* To do:
Each entry is to be printed again word for word.

* Exercise input:
# # # # # # #

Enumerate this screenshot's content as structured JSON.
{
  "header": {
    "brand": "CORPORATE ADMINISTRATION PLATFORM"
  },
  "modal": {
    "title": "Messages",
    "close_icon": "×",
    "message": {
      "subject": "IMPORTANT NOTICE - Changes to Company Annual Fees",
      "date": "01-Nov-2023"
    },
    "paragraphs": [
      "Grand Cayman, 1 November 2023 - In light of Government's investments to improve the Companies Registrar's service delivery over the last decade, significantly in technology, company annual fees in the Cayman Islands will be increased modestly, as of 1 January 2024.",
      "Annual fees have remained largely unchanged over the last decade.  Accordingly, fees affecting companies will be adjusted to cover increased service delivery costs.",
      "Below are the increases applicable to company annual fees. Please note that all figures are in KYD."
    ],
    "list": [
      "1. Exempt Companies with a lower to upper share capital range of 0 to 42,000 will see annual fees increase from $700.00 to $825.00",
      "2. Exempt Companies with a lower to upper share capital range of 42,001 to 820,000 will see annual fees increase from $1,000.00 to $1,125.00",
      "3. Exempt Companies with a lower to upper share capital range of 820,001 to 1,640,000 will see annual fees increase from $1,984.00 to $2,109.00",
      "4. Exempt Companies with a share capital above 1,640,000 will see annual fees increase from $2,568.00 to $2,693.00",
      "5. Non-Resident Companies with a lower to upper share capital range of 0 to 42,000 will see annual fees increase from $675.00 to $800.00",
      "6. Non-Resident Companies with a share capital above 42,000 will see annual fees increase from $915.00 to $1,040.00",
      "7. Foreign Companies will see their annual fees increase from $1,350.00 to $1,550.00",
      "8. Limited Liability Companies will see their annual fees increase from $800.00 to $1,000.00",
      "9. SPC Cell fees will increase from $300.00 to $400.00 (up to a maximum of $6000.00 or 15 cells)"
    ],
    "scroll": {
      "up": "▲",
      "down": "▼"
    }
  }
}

# # # # # # #

* Reply:
Enumerate this screenshot's content as structured JSON.
{
  "header": {
    "brand": "CORPORATE ADMINISTRATION PLATFORM"
  },
  "modal": {
    "title": "Messages",
    "close_icon": "×",
    "message": {
      "subject": "IMPORTANT NOTICE - Changes to Company Annual Fees",
      "date": "01-Nov-2023"
    },
    "paragraphs": [
      "Grand Cayman, 1 November 2023 - In light of Government's investments to improve the Companies Registrar's service delivery over the last decade, significantly in technology, company annual fees in the Cayman Islands will be increased modestly, as of 1 January 2024.",
      "Annual fees have remained largely unchanged over the last decade.  Accordingly, fees affecting companies will be adjusted to cover increased service delivery costs.",
      "Below are the increases applicable to company annual fees. Please note that all figures are in KYD."
    ],
    "list": [
      "1. Exempt Companies with a lower to upper share capital range of 0 to 42,000 will see annual fees increase from $700.00 to $825.00",
      "2. Exempt Companies with a lower to upper share capital range of 42,001 to 820,000 will see annual fees increase from $1,000.00 to $1,125.00",
      "3. Exempt Companies with a lower to upper share capital range of 820,001 to 1,640,000 will see annual fees increase from $1,984.00 to $2,109.00",
      "4. Exempt Companies with a share capital above 1,640,000 will see annual fees increase from $2,568.00 to $2,693.00",
      "5. Non-Resident Companies with a lower to upper share capital range of 0 to 42,000 will see annual fees increase from $675.00 to $800.00",
      "6. Non-Resident Companies with a share capital above 42,000 will see annual fees increase from $915.00 to $1,040.00",
      "7. Foreign Companies will see their annual fees increase from $1,350.00 to $1,550.00",
      "8. Limited Liability Companies will see their annual fees increase from $800.00 to $1,000.00",
      "9. SPC Cell fees will increase from $300.00 to $400.00 (up to a maximum of $6000.00 or 15 cells)"
    ],
    "scroll": {
      "up": "▲",
      "down": "▼"
    }
  }
}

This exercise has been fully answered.